▶ **What to work on**
Say how many lines contain the string "number". Give no other output.
======
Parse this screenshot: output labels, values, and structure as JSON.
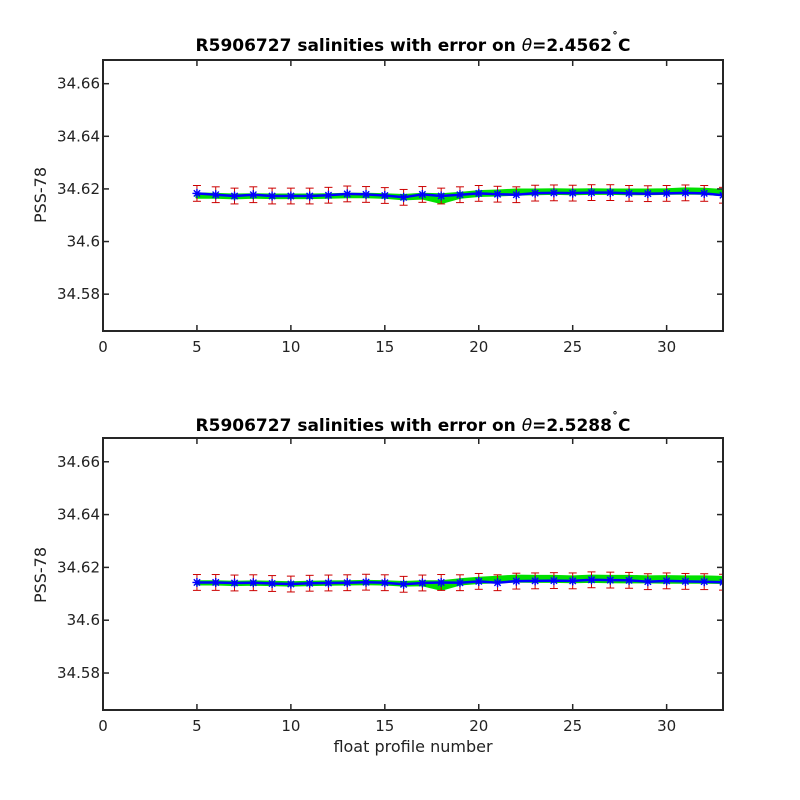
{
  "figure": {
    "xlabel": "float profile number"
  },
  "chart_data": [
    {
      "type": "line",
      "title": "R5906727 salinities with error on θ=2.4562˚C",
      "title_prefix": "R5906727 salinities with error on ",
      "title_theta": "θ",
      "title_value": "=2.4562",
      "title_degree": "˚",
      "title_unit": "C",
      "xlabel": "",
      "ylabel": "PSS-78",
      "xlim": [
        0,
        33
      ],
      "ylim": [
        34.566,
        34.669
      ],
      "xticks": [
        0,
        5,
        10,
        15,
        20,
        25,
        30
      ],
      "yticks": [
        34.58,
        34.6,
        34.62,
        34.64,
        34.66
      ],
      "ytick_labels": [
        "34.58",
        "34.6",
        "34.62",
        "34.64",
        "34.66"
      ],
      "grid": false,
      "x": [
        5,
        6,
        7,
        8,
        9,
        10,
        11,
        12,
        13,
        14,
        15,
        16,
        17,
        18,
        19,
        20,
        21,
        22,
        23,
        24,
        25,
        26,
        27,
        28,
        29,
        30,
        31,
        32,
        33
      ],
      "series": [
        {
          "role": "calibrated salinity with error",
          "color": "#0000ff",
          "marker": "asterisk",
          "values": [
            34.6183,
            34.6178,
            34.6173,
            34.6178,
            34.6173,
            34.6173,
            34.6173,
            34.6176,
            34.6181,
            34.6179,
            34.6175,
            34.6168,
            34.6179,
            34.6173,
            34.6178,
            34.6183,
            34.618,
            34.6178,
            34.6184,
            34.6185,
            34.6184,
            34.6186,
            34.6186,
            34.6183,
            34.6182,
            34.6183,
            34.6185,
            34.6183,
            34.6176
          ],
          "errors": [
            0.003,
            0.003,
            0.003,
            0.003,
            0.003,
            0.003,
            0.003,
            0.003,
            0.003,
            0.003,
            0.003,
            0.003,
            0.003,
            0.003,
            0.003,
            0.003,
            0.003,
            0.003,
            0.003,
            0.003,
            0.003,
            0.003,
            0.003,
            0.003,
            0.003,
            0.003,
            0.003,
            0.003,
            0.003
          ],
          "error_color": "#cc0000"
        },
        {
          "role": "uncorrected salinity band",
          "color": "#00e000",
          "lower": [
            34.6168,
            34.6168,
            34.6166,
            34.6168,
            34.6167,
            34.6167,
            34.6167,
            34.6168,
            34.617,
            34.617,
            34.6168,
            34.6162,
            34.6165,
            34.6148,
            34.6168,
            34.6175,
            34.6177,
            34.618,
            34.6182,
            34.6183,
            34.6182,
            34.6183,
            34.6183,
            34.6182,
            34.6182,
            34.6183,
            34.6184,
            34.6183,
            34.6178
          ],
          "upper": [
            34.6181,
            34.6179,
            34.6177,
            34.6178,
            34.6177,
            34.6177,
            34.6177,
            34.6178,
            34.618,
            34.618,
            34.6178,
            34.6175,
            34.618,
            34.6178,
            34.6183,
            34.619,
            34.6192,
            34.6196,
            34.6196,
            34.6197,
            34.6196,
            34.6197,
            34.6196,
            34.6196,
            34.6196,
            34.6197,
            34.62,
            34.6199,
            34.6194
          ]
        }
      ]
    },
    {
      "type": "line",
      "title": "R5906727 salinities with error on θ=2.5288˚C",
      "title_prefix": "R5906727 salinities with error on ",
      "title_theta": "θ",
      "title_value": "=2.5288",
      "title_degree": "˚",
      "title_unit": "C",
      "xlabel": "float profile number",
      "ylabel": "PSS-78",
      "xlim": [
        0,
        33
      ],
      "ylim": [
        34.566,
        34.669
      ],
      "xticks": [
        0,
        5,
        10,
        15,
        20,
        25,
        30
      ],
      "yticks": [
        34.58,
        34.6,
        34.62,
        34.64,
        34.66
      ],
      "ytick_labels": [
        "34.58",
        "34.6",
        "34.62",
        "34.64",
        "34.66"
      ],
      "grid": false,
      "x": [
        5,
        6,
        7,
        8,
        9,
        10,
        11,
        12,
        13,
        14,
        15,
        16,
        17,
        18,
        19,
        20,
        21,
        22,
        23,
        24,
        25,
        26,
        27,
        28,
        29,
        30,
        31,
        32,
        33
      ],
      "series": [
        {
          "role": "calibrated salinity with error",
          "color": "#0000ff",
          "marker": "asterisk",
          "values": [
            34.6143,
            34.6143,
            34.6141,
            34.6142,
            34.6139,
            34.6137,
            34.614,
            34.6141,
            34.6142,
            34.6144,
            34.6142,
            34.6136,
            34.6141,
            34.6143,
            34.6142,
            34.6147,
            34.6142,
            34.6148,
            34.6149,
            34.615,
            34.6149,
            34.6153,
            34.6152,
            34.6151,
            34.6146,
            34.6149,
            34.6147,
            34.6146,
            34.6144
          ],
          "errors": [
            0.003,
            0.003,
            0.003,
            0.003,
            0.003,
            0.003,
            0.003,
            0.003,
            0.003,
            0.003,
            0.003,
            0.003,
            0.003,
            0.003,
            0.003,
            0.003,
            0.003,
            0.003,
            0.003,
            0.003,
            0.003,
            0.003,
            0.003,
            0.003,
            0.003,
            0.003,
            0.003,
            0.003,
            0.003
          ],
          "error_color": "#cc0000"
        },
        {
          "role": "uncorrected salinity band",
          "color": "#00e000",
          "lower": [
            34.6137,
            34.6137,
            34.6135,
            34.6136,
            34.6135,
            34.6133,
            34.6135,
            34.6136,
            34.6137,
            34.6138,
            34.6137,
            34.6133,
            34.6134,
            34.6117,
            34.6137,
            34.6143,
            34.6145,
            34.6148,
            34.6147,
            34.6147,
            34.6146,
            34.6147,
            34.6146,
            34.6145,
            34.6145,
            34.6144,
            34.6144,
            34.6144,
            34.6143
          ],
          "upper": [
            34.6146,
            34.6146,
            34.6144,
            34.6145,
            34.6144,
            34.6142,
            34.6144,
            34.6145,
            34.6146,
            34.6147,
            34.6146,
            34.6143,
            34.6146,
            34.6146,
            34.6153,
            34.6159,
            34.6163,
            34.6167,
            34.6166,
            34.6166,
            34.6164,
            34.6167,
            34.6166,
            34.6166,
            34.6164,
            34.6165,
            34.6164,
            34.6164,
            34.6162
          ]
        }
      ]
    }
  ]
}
======
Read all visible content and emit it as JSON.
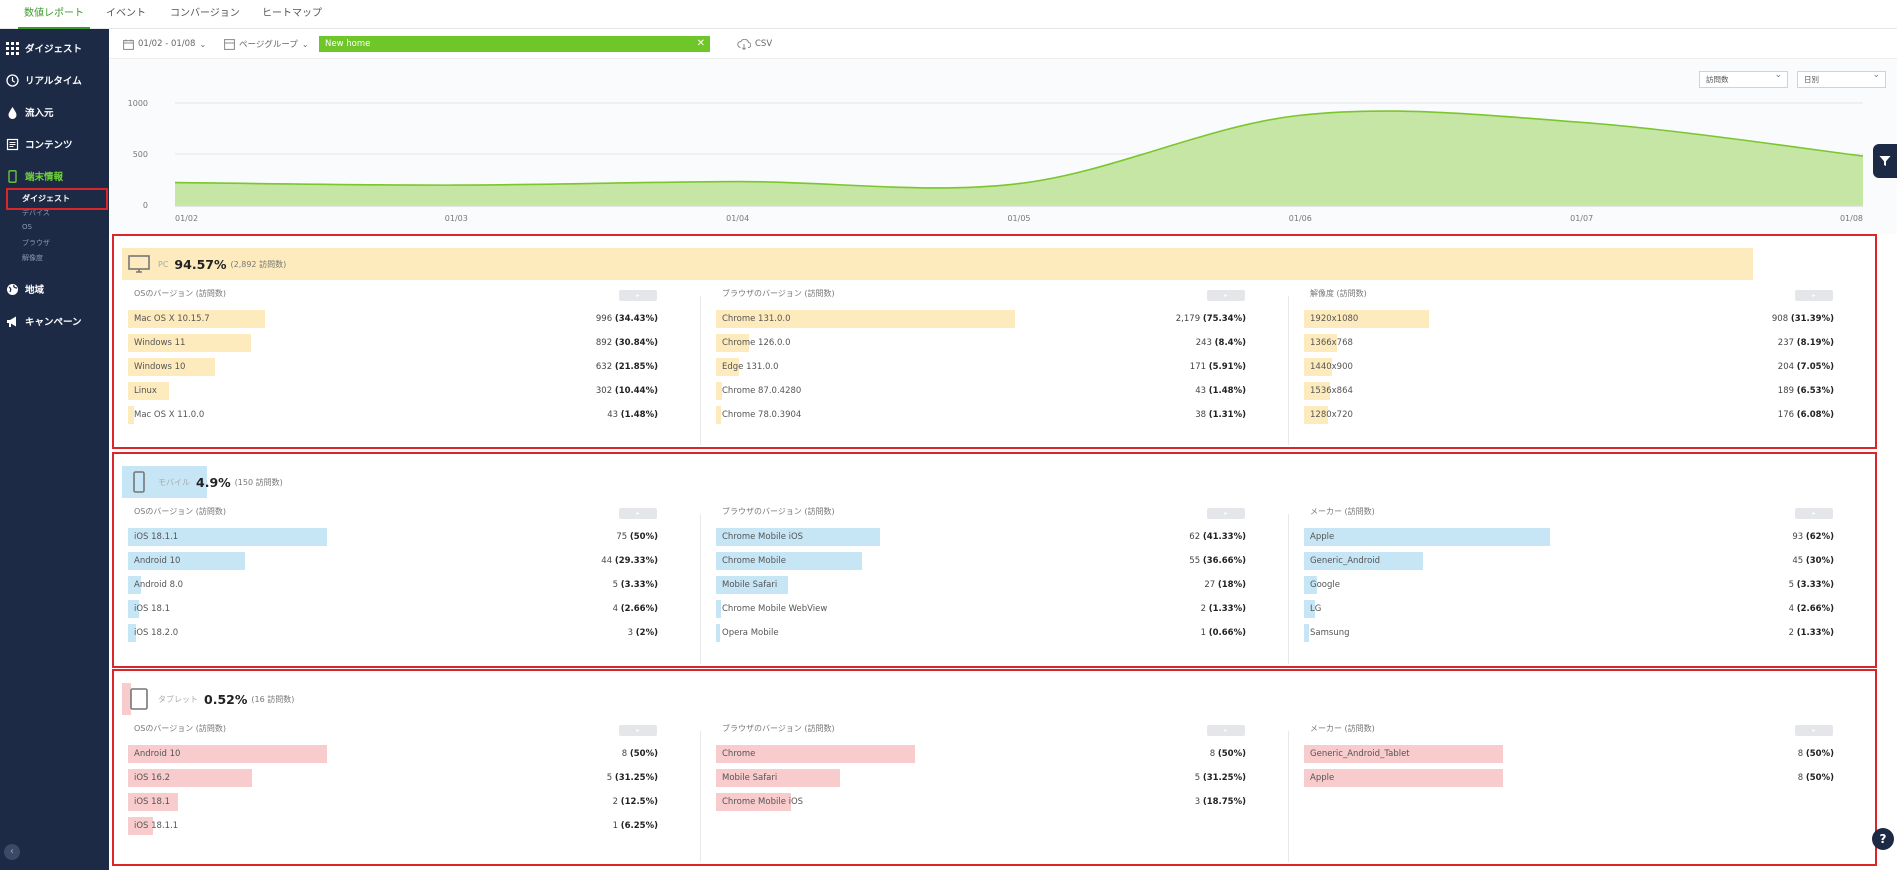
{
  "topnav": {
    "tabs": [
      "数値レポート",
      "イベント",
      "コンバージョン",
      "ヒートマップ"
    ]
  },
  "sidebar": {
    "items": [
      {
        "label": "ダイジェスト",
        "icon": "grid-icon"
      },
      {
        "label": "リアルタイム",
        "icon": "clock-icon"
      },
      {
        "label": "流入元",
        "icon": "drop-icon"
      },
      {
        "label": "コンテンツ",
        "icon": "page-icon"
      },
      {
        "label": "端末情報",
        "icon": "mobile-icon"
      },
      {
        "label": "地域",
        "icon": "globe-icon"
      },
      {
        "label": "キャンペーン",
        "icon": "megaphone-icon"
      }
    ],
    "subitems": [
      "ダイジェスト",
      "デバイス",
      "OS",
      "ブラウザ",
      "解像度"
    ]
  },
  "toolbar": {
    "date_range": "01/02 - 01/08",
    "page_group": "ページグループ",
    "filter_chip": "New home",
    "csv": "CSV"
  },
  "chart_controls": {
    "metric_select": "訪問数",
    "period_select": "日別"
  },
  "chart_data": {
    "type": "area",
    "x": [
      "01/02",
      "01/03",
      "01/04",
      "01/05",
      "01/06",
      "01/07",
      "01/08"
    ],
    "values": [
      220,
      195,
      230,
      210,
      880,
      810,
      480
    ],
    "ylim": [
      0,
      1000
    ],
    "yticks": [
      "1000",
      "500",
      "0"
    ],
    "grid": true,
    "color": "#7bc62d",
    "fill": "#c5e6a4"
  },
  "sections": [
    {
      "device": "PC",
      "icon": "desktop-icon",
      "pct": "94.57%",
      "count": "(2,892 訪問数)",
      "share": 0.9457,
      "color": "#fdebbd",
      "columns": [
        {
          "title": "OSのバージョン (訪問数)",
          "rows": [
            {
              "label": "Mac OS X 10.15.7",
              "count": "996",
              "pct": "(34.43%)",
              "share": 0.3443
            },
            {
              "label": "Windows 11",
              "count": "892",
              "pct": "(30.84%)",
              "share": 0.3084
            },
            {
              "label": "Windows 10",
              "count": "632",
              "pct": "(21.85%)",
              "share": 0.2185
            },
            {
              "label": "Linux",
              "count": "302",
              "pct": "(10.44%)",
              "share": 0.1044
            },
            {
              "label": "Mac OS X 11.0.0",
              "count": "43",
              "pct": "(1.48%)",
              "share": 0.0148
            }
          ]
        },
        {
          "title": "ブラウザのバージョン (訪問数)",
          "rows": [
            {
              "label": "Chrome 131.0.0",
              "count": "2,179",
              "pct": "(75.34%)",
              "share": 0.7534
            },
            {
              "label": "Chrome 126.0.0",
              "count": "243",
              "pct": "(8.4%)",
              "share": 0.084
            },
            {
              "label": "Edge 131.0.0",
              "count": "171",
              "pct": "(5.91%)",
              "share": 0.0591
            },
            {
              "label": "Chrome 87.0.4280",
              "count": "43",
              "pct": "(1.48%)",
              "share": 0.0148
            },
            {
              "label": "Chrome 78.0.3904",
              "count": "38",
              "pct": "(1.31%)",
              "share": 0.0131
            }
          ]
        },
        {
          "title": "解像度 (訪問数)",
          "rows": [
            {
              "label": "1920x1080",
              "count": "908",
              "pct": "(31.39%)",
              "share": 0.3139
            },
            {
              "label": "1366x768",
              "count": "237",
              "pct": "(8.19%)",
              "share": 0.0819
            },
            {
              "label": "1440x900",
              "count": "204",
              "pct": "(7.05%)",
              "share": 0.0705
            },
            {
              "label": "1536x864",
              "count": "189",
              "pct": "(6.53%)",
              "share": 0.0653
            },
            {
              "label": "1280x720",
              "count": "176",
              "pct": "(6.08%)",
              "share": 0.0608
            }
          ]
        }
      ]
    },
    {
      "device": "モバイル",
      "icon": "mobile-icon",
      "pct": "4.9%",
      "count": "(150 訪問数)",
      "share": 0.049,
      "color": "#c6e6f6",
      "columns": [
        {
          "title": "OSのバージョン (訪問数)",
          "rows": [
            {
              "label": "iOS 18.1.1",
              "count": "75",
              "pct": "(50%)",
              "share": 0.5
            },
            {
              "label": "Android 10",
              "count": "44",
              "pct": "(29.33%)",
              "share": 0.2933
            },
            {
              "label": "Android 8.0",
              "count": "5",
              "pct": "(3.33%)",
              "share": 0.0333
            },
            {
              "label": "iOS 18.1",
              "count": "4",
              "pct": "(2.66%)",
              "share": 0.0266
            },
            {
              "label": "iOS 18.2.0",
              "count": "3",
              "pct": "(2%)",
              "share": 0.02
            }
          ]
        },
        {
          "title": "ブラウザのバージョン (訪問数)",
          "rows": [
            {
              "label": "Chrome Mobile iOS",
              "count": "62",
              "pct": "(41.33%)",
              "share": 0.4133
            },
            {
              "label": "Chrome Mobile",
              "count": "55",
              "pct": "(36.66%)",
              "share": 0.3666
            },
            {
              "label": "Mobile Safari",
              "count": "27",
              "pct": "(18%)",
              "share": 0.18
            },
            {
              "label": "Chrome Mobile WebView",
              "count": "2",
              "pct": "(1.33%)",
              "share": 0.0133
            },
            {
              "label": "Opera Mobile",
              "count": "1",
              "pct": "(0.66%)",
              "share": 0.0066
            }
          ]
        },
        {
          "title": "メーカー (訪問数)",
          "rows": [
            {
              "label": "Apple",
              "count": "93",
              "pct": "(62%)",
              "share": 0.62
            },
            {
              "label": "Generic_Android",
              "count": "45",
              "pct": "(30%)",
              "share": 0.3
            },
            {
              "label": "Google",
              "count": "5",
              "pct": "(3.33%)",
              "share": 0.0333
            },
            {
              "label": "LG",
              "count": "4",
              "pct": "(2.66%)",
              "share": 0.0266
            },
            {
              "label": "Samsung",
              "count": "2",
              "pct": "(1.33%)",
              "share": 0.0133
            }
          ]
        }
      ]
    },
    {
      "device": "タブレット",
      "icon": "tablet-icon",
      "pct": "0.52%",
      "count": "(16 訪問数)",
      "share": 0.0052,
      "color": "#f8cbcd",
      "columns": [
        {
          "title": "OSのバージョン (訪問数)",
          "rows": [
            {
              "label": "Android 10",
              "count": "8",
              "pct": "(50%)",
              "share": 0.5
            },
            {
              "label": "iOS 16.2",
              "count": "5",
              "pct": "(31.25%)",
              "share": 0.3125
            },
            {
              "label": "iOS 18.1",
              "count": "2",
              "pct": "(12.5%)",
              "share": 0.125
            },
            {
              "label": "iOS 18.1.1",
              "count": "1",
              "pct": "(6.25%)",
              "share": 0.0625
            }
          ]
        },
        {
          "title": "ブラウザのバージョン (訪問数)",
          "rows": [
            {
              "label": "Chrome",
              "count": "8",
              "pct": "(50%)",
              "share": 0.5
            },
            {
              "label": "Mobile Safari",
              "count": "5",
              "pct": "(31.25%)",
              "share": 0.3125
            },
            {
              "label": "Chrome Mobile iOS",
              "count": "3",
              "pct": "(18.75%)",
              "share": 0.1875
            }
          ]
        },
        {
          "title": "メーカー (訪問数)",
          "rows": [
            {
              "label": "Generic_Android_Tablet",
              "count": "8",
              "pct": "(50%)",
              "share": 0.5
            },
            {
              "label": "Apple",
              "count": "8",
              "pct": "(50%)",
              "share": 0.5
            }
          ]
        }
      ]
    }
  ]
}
======
▶ **Output of the task**
2